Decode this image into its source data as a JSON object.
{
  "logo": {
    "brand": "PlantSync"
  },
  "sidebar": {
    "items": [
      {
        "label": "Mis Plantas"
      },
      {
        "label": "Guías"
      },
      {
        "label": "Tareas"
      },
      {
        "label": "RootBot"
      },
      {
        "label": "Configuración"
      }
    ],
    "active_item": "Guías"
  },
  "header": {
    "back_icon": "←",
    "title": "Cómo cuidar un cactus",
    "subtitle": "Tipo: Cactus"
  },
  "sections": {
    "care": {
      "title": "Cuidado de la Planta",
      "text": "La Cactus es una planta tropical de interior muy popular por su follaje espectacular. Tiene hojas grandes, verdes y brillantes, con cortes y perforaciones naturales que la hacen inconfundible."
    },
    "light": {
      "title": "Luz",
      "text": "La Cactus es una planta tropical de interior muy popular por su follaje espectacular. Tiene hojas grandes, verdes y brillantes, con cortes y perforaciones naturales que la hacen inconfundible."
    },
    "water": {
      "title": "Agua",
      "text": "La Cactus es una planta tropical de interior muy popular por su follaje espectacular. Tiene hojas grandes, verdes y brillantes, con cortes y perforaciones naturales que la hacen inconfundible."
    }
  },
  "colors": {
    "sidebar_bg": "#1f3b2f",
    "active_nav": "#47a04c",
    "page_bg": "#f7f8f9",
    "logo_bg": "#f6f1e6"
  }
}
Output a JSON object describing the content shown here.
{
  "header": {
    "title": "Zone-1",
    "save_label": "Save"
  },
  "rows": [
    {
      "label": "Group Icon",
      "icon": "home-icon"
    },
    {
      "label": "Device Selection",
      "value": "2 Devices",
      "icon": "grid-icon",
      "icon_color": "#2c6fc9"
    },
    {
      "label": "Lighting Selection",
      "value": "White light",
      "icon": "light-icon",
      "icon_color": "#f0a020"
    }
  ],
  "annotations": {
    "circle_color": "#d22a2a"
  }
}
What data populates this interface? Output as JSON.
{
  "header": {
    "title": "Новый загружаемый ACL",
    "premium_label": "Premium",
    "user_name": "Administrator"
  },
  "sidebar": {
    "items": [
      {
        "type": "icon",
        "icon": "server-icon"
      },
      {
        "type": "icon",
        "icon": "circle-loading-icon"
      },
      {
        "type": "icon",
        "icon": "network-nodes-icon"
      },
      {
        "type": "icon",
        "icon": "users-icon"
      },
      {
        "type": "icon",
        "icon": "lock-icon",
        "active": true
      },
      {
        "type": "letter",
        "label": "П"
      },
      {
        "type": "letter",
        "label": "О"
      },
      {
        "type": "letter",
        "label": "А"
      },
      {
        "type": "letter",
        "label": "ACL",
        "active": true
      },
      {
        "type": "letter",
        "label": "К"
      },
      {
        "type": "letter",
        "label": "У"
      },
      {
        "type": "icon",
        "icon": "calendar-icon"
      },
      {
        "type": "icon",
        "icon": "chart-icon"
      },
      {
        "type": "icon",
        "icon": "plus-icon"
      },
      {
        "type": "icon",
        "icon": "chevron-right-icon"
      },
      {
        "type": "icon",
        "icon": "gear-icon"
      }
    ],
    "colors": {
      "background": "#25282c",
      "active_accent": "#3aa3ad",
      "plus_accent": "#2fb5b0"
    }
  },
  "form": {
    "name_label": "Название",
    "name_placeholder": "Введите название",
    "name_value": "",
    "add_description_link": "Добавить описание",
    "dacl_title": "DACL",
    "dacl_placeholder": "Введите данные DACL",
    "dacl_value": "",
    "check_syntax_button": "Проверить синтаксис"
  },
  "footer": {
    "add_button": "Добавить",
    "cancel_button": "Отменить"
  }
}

*Task to carry out*:
Extract every record. Keep wording exact.

*Right answer*:
Decode this image into its source data as a JSON object.
{
  "logo": {
    "brand": "PlantSync"
  },
  "sidebar": {
    "items": [
      {
        "label": "Mis Plantas"
      },
      {
        "label": "Guías"
      },
      {
        "label": "Tareas"
      },
      {
        "label": "RootBot"
      },
      {
        "label": "Configuración"
      }
    ],
    "active_item": "Guías"
  },
  "header": {
    "back_icon": "←",
    "title": "Cómo cuidar un cactus",
    "subtitle": "Tipo: Cactus"
  },
  "sections": {
    "care": {
      "title": "Cuidado de la Planta",
      "text": "La Cactus es una planta tropical de interior muy popular por su follaje espectacular. Tiene hojas grandes, verdes y brillantes, con cortes y perforaciones naturales que la hacen inconfundible."
    },
    "light": {
      "title": "Luz",
      "text": "La Cactus es una planta tropical de interior muy popular por su follaje espectacular. Tiene hojas grandes, verdes y brillantes, con cortes y perforaciones naturales que la hacen inconfundible."
    },
    "water": {
      "title": "Agua",
      "text": "La Cactus es una planta tropical de interior muy popular por su follaje espectacular. Tiene hojas grandes, verdes y brillantes, con cortes y perforaciones naturales que la hacen inconfundible."
    }
  },
  "colors": {
    "sidebar_bg": "#1f3b2f",
    "active_nav": "#47a04c",
    "page_bg": "#f7f8f9",
    "logo_bg": "#f6f1e6"
  }
}
Output a JSON object describing the content shown here.
{
  "header": {
    "title": "Zone-1",
    "save_label": "Save"
  },
  "rows": [
    {
      "label": "Group Icon",
      "icon": "home-icon"
    },
    {
      "label": "Device Selection",
      "value": "2 Devices",
      "icon": "grid-icon",
      "icon_color": "#2c6fc9"
    },
    {
      "label": "Lighting Selection",
      "value": "White light",
      "icon": "light-icon",
      "icon_color": "#f0a020"
    }
  ],
  "annotations": {
    "circle_color": "#d22a2a"
  }
}
What data populates this interface? Output as JSON.
{
  "header": {
    "title": "Новый загружаемый ACL",
    "premium_label": "Premium",
    "user_name": "Administrator"
  },
  "sidebar": {
    "items": [
      {
        "type": "icon",
        "icon": "server-icon"
      },
      {
        "type": "icon",
        "icon": "circle-loading-icon"
      },
      {
        "type": "icon",
        "icon": "network-nodes-icon"
      },
      {
        "type": "icon",
        "icon": "users-icon"
      },
      {
        "type": "icon",
        "icon": "lock-icon",
        "active": true
      },
      {
        "type": "letter",
        "label": "П"
      },
      {
        "type": "letter",
        "label": "О"
      },
      {
        "type": "letter",
        "label": "А"
      },
      {
        "type": "letter",
        "label": "ACL",
        "active": true
      },
      {
        "type": "letter",
        "label": "К"
      },
      {
        "type": "letter",
        "label": "У"
      },
      {
        "type": "icon",
        "icon": "calendar-icon"
      },
      {
        "type": "icon",
        "icon": "chart-icon"
      },
      {
        "type": "icon",
        "icon": "plus-icon"
      },
      {
        "type": "icon",
        "icon": "chevron-right-icon"
      },
      {
        "type": "icon",
        "icon": "gear-icon"
      }
    ],
    "colors": {
      "background": "#25282c",
      "active_accent": "#3aa3ad",
      "plus_accent": "#2fb5b0"
    }
  },
  "form": {
    "name_label": "Название",
    "name_placeholder": "Введите название",
    "name_value": "",
    "add_description_link": "Добавить описание",
    "dacl_title": "DACL",
    "dacl_placeholder": "Введите данные DACL",
    "dacl_value": "",
    "check_syntax_button": "Проверить синтаксис"
  },
  "footer": {
    "add_button": "Добавить",
    "cancel_button": "Отменить"
  }
}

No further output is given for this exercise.